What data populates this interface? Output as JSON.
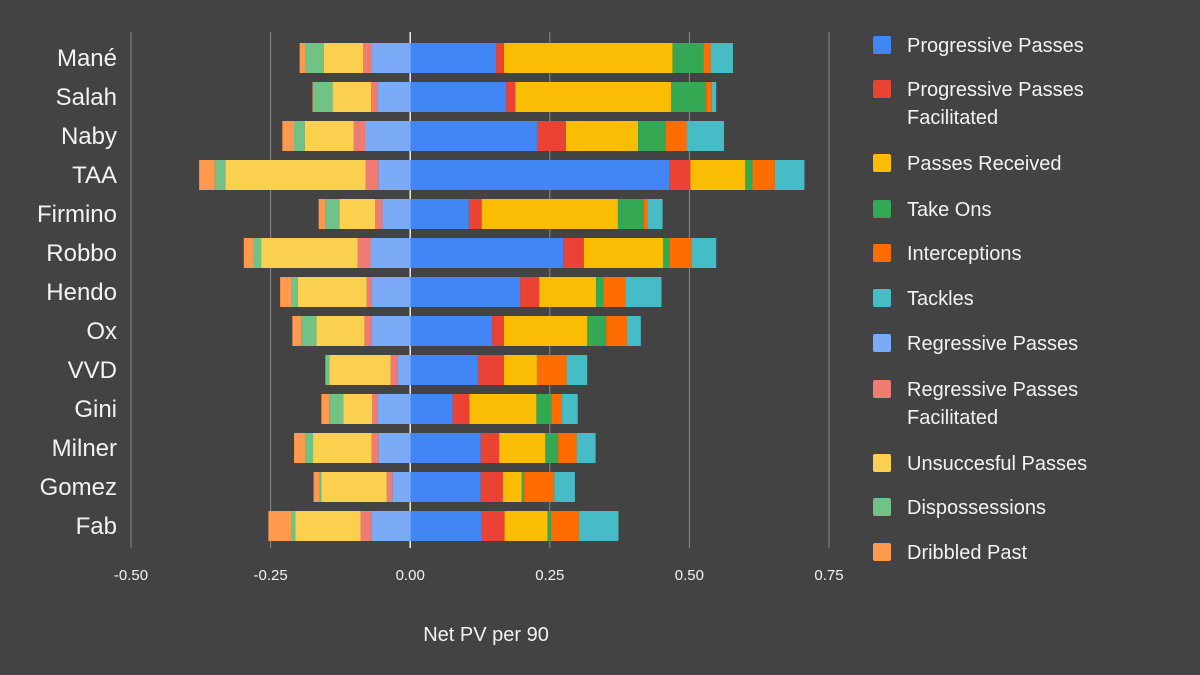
{
  "chart_data": {
    "type": "bar",
    "orientation": "horizontal",
    "stacked": true,
    "title": "",
    "xlabel": "Net PV per 90",
    "ylabel": "",
    "xlim": [
      -0.5,
      0.75
    ],
    "xticks": [
      -0.5,
      -0.25,
      0,
      0.25,
      0.5,
      0.75
    ],
    "xtick_labels": [
      "-0.50",
      "-0.25",
      "0.00",
      "0.25",
      "0.50",
      "0.75"
    ],
    "grid": "vertical",
    "legend_position": "right",
    "categories": [
      "Mané",
      "Salah",
      "Naby",
      "TAA",
      "Firmino",
      "Robbo",
      "Hendo",
      "Ox",
      "VVD",
      "Gini",
      "Milner",
      "Gomez",
      "Fab"
    ],
    "series": [
      {
        "name": "Progressive Passes",
        "color": "#4285f4",
        "values": [
          0.154,
          0.172,
          0.227,
          0.464,
          0.105,
          0.274,
          0.197,
          0.147,
          0.122,
          0.076,
          0.126,
          0.126,
          0.128
        ]
      },
      {
        "name": "Progressive Passes Facilitated",
        "color": "#ea4335",
        "values": [
          0.014,
          0.016,
          0.052,
          0.038,
          0.023,
          0.037,
          0.034,
          0.021,
          0.046,
          0.03,
          0.033,
          0.04,
          0.041
        ]
      },
      {
        "name": "Passes Received",
        "color": "#fbbc04",
        "values": [
          0.302,
          0.279,
          0.129,
          0.098,
          0.244,
          0.142,
          0.102,
          0.149,
          0.059,
          0.12,
          0.083,
          0.034,
          0.077
        ]
      },
      {
        "name": "Take Ons",
        "color": "#34a853",
        "values": [
          0.055,
          0.063,
          0.05,
          0.013,
          0.046,
          0.011,
          0.013,
          0.034,
          0.001,
          0.027,
          0.023,
          0.004,
          0.006
        ]
      },
      {
        "name": "Interceptions",
        "color": "#ff6d01",
        "values": [
          0.013,
          0.01,
          0.037,
          0.04,
          0.007,
          0.04,
          0.039,
          0.037,
          0.052,
          0.019,
          0.033,
          0.054,
          0.05
        ]
      },
      {
        "name": "Tackles",
        "color": "#46bdc6",
        "values": [
          0.04,
          0.008,
          0.067,
          0.053,
          0.027,
          0.044,
          0.065,
          0.025,
          0.037,
          0.028,
          0.034,
          0.037,
          0.071
        ]
      },
      {
        "name": "Regressive Passes",
        "color": "#7baaf7",
        "values": [
          -0.07,
          -0.059,
          -0.081,
          -0.057,
          -0.05,
          -0.071,
          -0.069,
          -0.069,
          -0.023,
          -0.059,
          -0.057,
          -0.032,
          -0.069
        ]
      },
      {
        "name": "Regressive Passes Facilitated",
        "color": "#f07b72",
        "values": [
          -0.014,
          -0.011,
          -0.02,
          -0.023,
          -0.013,
          -0.023,
          -0.009,
          -0.013,
          -0.012,
          -0.009,
          -0.012,
          -0.01,
          -0.02
        ]
      },
      {
        "name": "Unsuccesful Passes",
        "color": "#fcd04f",
        "values": [
          -0.071,
          -0.069,
          -0.088,
          -0.251,
          -0.064,
          -0.173,
          -0.123,
          -0.086,
          -0.11,
          -0.052,
          -0.105,
          -0.117,
          -0.117
        ]
      },
      {
        "name": "Dispossessions",
        "color": "#71c287",
        "values": [
          -0.032,
          -0.034,
          -0.019,
          -0.019,
          -0.025,
          -0.013,
          -0.011,
          -0.027,
          -0.007,
          -0.025,
          -0.013,
          -0.003,
          -0.006
        ]
      },
      {
        "name": "Dribbled Past",
        "color": "#ff994d",
        "values": [
          -0.011,
          -0.002,
          -0.021,
          -0.028,
          -0.012,
          -0.018,
          -0.021,
          -0.016,
          0.0,
          -0.014,
          -0.021,
          -0.011,
          -0.042
        ]
      }
    ]
  }
}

▶ _What you need to do_
Find the string "Facilitated" in the records, then copy each line where it occurs.

▶ _Output below_
        "name": "Progressive Passes Facilitated",
        "name": "Regressive Passes Facilitated",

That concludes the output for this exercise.